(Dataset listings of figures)
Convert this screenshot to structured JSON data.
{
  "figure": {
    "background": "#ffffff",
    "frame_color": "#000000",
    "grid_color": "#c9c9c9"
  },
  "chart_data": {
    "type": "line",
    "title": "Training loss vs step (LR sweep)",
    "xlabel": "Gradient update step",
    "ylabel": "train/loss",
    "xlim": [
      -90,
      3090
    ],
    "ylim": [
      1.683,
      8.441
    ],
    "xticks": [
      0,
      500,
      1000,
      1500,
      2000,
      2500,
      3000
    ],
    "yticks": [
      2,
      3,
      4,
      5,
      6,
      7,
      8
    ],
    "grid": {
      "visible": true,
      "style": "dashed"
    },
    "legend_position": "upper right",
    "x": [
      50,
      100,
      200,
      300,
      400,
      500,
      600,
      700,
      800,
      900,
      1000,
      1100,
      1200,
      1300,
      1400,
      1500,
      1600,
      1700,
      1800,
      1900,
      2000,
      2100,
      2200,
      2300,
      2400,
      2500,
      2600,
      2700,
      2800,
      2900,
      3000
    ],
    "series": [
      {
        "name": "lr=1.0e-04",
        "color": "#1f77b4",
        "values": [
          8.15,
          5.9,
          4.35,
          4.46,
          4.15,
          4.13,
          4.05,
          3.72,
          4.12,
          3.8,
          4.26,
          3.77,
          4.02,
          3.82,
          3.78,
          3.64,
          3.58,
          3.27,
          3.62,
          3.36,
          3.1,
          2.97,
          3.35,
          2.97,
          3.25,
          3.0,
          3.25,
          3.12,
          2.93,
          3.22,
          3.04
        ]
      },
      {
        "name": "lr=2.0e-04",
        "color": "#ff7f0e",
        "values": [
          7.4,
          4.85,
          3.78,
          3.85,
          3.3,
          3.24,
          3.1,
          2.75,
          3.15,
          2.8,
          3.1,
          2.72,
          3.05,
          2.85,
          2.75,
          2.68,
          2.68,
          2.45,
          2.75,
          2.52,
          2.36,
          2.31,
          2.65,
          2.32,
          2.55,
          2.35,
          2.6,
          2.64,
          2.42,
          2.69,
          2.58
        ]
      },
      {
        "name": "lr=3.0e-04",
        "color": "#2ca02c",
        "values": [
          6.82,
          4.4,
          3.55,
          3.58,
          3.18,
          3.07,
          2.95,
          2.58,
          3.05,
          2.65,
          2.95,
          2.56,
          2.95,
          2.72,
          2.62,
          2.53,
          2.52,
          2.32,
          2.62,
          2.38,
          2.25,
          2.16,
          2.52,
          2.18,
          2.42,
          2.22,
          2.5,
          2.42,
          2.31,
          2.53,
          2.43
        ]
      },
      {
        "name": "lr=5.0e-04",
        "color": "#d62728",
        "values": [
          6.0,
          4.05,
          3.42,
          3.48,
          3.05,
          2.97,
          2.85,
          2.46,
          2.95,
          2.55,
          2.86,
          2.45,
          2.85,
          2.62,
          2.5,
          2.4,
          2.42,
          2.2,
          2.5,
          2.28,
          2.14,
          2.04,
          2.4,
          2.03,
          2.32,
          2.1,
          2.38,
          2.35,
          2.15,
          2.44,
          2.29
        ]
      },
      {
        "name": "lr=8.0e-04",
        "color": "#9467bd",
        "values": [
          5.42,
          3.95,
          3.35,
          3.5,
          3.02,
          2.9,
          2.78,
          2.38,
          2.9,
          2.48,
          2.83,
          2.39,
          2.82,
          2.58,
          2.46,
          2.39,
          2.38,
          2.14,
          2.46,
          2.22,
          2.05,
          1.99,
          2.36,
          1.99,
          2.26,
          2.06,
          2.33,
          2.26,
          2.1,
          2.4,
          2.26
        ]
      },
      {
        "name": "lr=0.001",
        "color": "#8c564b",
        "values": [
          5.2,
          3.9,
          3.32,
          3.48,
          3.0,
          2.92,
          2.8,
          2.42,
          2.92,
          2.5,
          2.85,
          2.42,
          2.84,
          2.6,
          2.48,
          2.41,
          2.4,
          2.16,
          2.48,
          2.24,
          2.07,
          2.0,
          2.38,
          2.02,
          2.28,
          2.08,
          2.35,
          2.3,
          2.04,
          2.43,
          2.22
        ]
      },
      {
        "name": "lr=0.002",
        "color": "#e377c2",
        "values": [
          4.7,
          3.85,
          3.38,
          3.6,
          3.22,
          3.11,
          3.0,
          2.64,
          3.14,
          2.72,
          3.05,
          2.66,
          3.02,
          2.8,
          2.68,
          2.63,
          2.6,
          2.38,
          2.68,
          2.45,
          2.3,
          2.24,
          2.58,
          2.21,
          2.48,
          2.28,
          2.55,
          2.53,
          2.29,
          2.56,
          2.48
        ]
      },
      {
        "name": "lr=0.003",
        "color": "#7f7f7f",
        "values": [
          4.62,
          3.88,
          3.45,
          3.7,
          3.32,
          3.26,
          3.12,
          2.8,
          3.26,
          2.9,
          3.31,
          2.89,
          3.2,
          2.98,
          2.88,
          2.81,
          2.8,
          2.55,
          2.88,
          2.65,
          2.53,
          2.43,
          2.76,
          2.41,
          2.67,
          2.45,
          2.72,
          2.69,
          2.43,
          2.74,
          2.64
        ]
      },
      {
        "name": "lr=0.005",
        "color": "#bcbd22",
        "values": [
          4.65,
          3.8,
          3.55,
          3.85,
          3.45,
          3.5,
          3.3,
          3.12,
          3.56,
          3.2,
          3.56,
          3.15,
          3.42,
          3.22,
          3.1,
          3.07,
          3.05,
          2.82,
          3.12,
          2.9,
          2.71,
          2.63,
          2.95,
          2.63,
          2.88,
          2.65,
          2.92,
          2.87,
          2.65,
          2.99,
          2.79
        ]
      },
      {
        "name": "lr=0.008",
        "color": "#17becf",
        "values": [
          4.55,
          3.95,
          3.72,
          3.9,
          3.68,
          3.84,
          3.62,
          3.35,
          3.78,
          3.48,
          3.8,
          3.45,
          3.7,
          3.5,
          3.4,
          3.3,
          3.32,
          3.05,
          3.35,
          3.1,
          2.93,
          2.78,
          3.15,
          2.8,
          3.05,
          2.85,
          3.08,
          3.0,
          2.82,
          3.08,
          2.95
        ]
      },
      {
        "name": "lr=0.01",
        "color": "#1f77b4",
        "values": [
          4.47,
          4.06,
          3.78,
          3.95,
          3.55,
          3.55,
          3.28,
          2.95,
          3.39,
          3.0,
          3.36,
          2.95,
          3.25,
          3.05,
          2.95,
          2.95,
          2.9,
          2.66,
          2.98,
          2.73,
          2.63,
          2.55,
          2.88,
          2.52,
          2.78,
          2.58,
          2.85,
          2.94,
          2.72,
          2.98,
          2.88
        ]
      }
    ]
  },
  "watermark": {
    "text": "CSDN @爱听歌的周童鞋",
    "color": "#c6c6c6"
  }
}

• [Written problem]: Write every entry out again exactly.

• [Reply]:
Convert this screenshot to structured JSON data.
{
  "figure": {
    "background": "#ffffff",
    "frame_color": "#000000",
    "grid_color": "#c9c9c9"
  },
  "chart_data": {
    "type": "line",
    "title": "Training loss vs step (LR sweep)",
    "xlabel": "Gradient update step",
    "ylabel": "train/loss",
    "xlim": [
      -90,
      3090
    ],
    "ylim": [
      1.683,
      8.441
    ],
    "xticks": [
      0,
      500,
      1000,
      1500,
      2000,
      2500,
      3000
    ],
    "yticks": [
      2,
      3,
      4,
      5,
      6,
      7,
      8
    ],
    "grid": {
      "visible": true,
      "style": "dashed"
    },
    "legend_position": "upper right",
    "x": [
      50,
      100,
      200,
      300,
      400,
      500,
      600,
      700,
      800,
      900,
      1000,
      1100,
      1200,
      1300,
      1400,
      1500,
      1600,
      1700,
      1800,
      1900,
      2000,
      2100,
      2200,
      2300,
      2400,
      2500,
      2600,
      2700,
      2800,
      2900,
      3000
    ],
    "series": [
      {
        "name": "lr=1.0e-04",
        "color": "#1f77b4",
        "values": [
          8.15,
          5.9,
          4.35,
          4.46,
          4.15,
          4.13,
          4.05,
          3.72,
          4.12,
          3.8,
          4.26,
          3.77,
          4.02,
          3.82,
          3.78,
          3.64,
          3.58,
          3.27,
          3.62,
          3.36,
          3.1,
          2.97,
          3.35,
          2.97,
          3.25,
          3.0,
          3.25,
          3.12,
          2.93,
          3.22,
          3.04
        ]
      },
      {
        "name": "lr=2.0e-04",
        "color": "#ff7f0e",
        "values": [
          7.4,
          4.85,
          3.78,
          3.85,
          3.3,
          3.24,
          3.1,
          2.75,
          3.15,
          2.8,
          3.1,
          2.72,
          3.05,
          2.85,
          2.75,
          2.68,
          2.68,
          2.45,
          2.75,
          2.52,
          2.36,
          2.31,
          2.65,
          2.32,
          2.55,
          2.35,
          2.6,
          2.64,
          2.42,
          2.69,
          2.58
        ]
      },
      {
        "name": "lr=3.0e-04",
        "color": "#2ca02c",
        "values": [
          6.82,
          4.4,
          3.55,
          3.58,
          3.18,
          3.07,
          2.95,
          2.58,
          3.05,
          2.65,
          2.95,
          2.56,
          2.95,
          2.72,
          2.62,
          2.53,
          2.52,
          2.32,
          2.62,
          2.38,
          2.25,
          2.16,
          2.52,
          2.18,
          2.42,
          2.22,
          2.5,
          2.42,
          2.31,
          2.53,
          2.43
        ]
      },
      {
        "name": "lr=5.0e-04",
        "color": "#d62728",
        "values": [
          6.0,
          4.05,
          3.42,
          3.48,
          3.05,
          2.97,
          2.85,
          2.46,
          2.95,
          2.55,
          2.86,
          2.45,
          2.85,
          2.62,
          2.5,
          2.4,
          2.42,
          2.2,
          2.5,
          2.28,
          2.14,
          2.04,
          2.4,
          2.03,
          2.32,
          2.1,
          2.38,
          2.35,
          2.15,
          2.44,
          2.29
        ]
      },
      {
        "name": "lr=8.0e-04",
        "color": "#9467bd",
        "values": [
          5.42,
          3.95,
          3.35,
          3.5,
          3.02,
          2.9,
          2.78,
          2.38,
          2.9,
          2.48,
          2.83,
          2.39,
          2.82,
          2.58,
          2.46,
          2.39,
          2.38,
          2.14,
          2.46,
          2.22,
          2.05,
          1.99,
          2.36,
          1.99,
          2.26,
          2.06,
          2.33,
          2.26,
          2.1,
          2.4,
          2.26
        ]
      },
      {
        "name": "lr=0.001",
        "color": "#8c564b",
        "values": [
          5.2,
          3.9,
          3.32,
          3.48,
          3.0,
          2.92,
          2.8,
          2.42,
          2.92,
          2.5,
          2.85,
          2.42,
          2.84,
          2.6,
          2.48,
          2.41,
          2.4,
          2.16,
          2.48,
          2.24,
          2.07,
          2.0,
          2.38,
          2.02,
          2.28,
          2.08,
          2.35,
          2.3,
          2.04,
          2.43,
          2.22
        ]
      },
      {
        "name": "lr=0.002",
        "color": "#e377c2",
        "values": [
          4.7,
          3.85,
          3.38,
          3.6,
          3.22,
          3.11,
          3.0,
          2.64,
          3.14,
          2.72,
          3.05,
          2.66,
          3.02,
          2.8,
          2.68,
          2.63,
          2.6,
          2.38,
          2.68,
          2.45,
          2.3,
          2.24,
          2.58,
          2.21,
          2.48,
          2.28,
          2.55,
          2.53,
          2.29,
          2.56,
          2.48
        ]
      },
      {
        "name": "lr=0.003",
        "color": "#7f7f7f",
        "values": [
          4.62,
          3.88,
          3.45,
          3.7,
          3.32,
          3.26,
          3.12,
          2.8,
          3.26,
          2.9,
          3.31,
          2.89,
          3.2,
          2.98,
          2.88,
          2.81,
          2.8,
          2.55,
          2.88,
          2.65,
          2.53,
          2.43,
          2.76,
          2.41,
          2.67,
          2.45,
          2.72,
          2.69,
          2.43,
          2.74,
          2.64
        ]
      },
      {
        "name": "lr=0.005",
        "color": "#bcbd22",
        "values": [
          4.65,
          3.8,
          3.55,
          3.85,
          3.45,
          3.5,
          3.3,
          3.12,
          3.56,
          3.2,
          3.56,
          3.15,
          3.42,
          3.22,
          3.1,
          3.07,
          3.05,
          2.82,
          3.12,
          2.9,
          2.71,
          2.63,
          2.95,
          2.63,
          2.88,
          2.65,
          2.92,
          2.87,
          2.65,
          2.99,
          2.79
        ]
      },
      {
        "name": "lr=0.008",
        "color": "#17becf",
        "values": [
          4.55,
          3.95,
          3.72,
          3.9,
          3.68,
          3.84,
          3.62,
          3.35,
          3.78,
          3.48,
          3.8,
          3.45,
          3.7,
          3.5,
          3.4,
          3.3,
          3.32,
          3.05,
          3.35,
          3.1,
          2.93,
          2.78,
          3.15,
          2.8,
          3.05,
          2.85,
          3.08,
          3.0,
          2.82,
          3.08,
          2.95
        ]
      },
      {
        "name": "lr=0.01",
        "color": "#1f77b4",
        "values": [
          4.47,
          4.06,
          3.78,
          3.95,
          3.55,
          3.55,
          3.28,
          2.95,
          3.39,
          3.0,
          3.36,
          2.95,
          3.25,
          3.05,
          2.95,
          2.95,
          2.9,
          2.66,
          2.98,
          2.73,
          2.63,
          2.55,
          2.88,
          2.52,
          2.78,
          2.58,
          2.85,
          2.94,
          2.72,
          2.98,
          2.88
        ]
      }
    ]
  },
  "watermark": {
    "text": "CSDN @爱听歌的周童鞋",
    "color": "#c6c6c6"
  }
}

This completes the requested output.